§ **Instructions to follow**
Quote every line as given.

§ **Task inputs**
— start —

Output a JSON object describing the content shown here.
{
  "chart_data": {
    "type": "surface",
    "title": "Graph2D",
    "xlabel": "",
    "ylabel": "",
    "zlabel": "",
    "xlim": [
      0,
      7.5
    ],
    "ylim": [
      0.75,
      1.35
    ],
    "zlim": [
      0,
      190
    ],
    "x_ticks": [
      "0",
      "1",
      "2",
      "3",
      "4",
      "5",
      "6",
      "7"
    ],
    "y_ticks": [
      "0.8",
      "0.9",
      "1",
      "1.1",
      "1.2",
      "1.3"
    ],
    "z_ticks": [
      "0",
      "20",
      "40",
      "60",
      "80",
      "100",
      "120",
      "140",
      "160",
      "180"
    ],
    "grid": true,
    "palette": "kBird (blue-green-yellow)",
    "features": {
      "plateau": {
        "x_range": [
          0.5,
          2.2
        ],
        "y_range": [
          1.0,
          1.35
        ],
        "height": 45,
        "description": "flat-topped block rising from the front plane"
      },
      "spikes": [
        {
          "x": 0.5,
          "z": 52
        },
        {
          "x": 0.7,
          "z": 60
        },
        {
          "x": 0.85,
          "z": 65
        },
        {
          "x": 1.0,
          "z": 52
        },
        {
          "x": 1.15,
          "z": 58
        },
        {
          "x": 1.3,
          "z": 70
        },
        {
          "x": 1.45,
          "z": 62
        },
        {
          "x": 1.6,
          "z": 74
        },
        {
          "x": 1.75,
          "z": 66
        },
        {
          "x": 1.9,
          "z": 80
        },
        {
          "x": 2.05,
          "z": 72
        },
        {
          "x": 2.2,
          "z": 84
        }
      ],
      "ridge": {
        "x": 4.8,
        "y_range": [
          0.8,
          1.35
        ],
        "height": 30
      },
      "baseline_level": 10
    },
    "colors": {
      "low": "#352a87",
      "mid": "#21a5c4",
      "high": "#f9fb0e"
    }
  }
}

— end —

§ **Output of the task**
Output a JSON object describing the content shown here.
{
  "chart_data": {
    "type": "surface",
    "title": "Graph2D",
    "xlabel": "",
    "ylabel": "",
    "zlabel": "",
    "xlim": [
      0,
      7.5
    ],
    "ylim": [
      0.75,
      1.35
    ],
    "zlim": [
      0,
      190
    ],
    "x_ticks": [
      "0",
      "1",
      "2",
      "3",
      "4",
      "5",
      "6",
      "7"
    ],
    "y_ticks": [
      "0.8",
      "0.9",
      "1",
      "1.1",
      "1.2",
      "1.3"
    ],
    "z_ticks": [
      "0",
      "20",
      "40",
      "60",
      "80",
      "100",
      "120",
      "140",
      "160",
      "180"
    ],
    "grid": true,
    "palette": "kBird (blue-green-yellow)",
    "features": {
      "plateau": {
        "x_range": [
          0.5,
          2.2
        ],
        "y_range": [
          1.0,
          1.35
        ],
        "height": 45,
        "description": "flat-topped block rising from the front plane"
      },
      "spikes": [
        {
          "x": 0.5,
          "z": 52
        },
        {
          "x": 0.7,
          "z": 60
        },
        {
          "x": 0.85,
          "z": 65
        },
        {
          "x": 1.0,
          "z": 52
        },
        {
          "x": 1.15,
          "z": 58
        },
        {
          "x": 1.3,
          "z": 70
        },
        {
          "x": 1.45,
          "z": 62
        },
        {
          "x": 1.6,
          "z": 74
        },
        {
          "x": 1.75,
          "z": 66
        },
        {
          "x": 1.9,
          "z": 80
        },
        {
          "x": 2.05,
          "z": 72
        },
        {
          "x": 2.2,
          "z": 84
        }
      ],
      "ridge": {
        "x": 4.8,
        "y_range": [
          0.8,
          1.35
        ],
        "height": 30
      },
      "baseline_level": 10
    },
    "colors": {
      "low": "#352a87",
      "mid": "#21a5c4",
      "high": "#f9fb0e"
    }
  }
}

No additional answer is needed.